PAGE:
# Prove Velocity is constant

1. Sep 8, 2007

### bob1182006

1. The problem statement, all variables and given/known data
A particle is moving in the xy plane with velocity $\vec{v}(t)=v_x(t)\vec{i}+v_y(t)\vec{j}$ and acceleration $\vec{a}(t)=a_x(t)\vec{i}+a_y(t)\vec{j}$. By taking the appropiate derivative show that the magnitude of v can be constant only if $a_xv_x+a_yv_y = 0$

2. Relevant equations

3. The attempt at a solution
So I know that in order for velocity to have a constant magnitude then acceleration must = 0.

Since acceleration is the derivative of velocity and dv/dt=0 iff v=some constant.
expanding the LHS:

$$\frac{d\vec{v}(t)}{dt}=0$$

$$\frac{dv_x(t)}{dt}\vec{i}+\frac{dv_y(t)}{dt}\vec{j} = 0$$

$$a_x(t)\vec{i}+a_y(t)\vec{j} = 0$$

since i,j are unit vectors and do not equal 0 the components of acceleration must = 0.

$$a_x(t)=a_y(t)=0$$

But it's also possible for $a_x=-a_y$ in which case the acceleration would still = 0 so is this a proof really correct?

2. Sep 8, 2007

### learningphysics

The velocity need not be constant. The magnitude of the velocity is constant. Get the magnitude of the velocity, and use the fact that it is constant... go from there..

SUPPLIED DATA:
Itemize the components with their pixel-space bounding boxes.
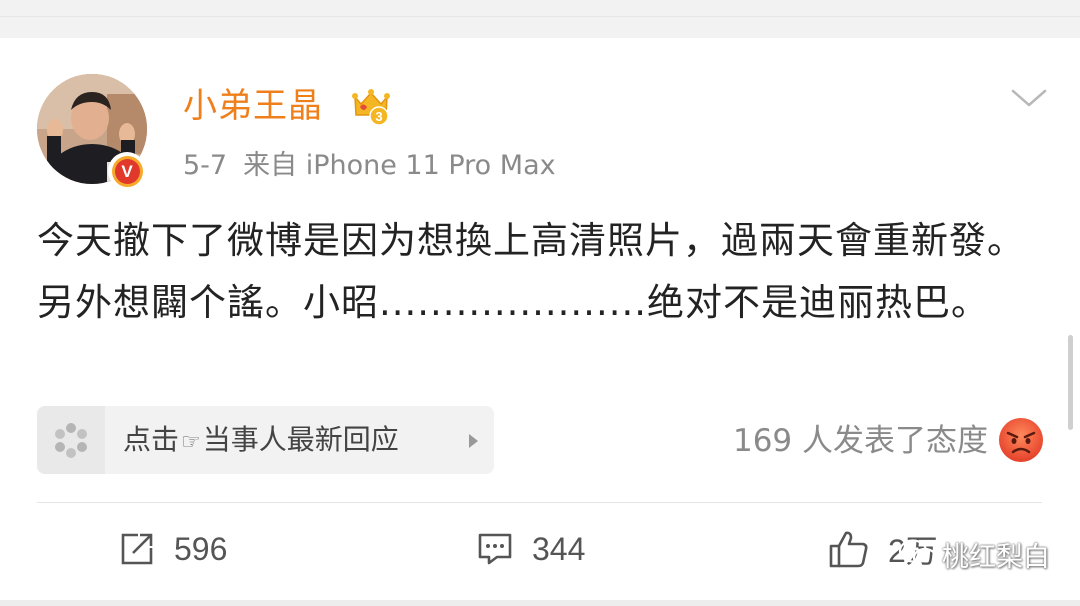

WRITTEN TASK 1: Print everything in the velocity thread from "1. Sep 8, 2007" down to "then acceleration must = 0.".
WRITTEN TASK 2: In the velocity thread's attempt at a solution, why does the poster conclude that both components of acceleration must equal 0?

RESULT 1:
1. Sep 8, 2007

### bob1182006

1. The problem statement, all variables and given/known data
A particle is moving in the xy plane with velocity $\vec{v}(t)=v_x(t)\vec{i}+v_y(t)\vec{j}$ and acceleration $\vec{a}(t)=a_x(t)\vec{i}+a_y(t)\vec{j}$. By taking the appropiate derivative show that the magnitude of v can be constant only if $a_xv_x+a_yv_y = 0$

2. Relevant equations

3. The attempt at a solution
So I know that in order for velocity to have a constant magnitude then acceleration must = 0.

RESULT 2: The poster reduces the condition to $a_x(t)\vec{i}+a_y(t)\vec{j} = 0$. Because i and j are unit vectors and do not equal 0, the poster concludes that the components must be zero, giving $a_x(t)=a_y(t)=0$.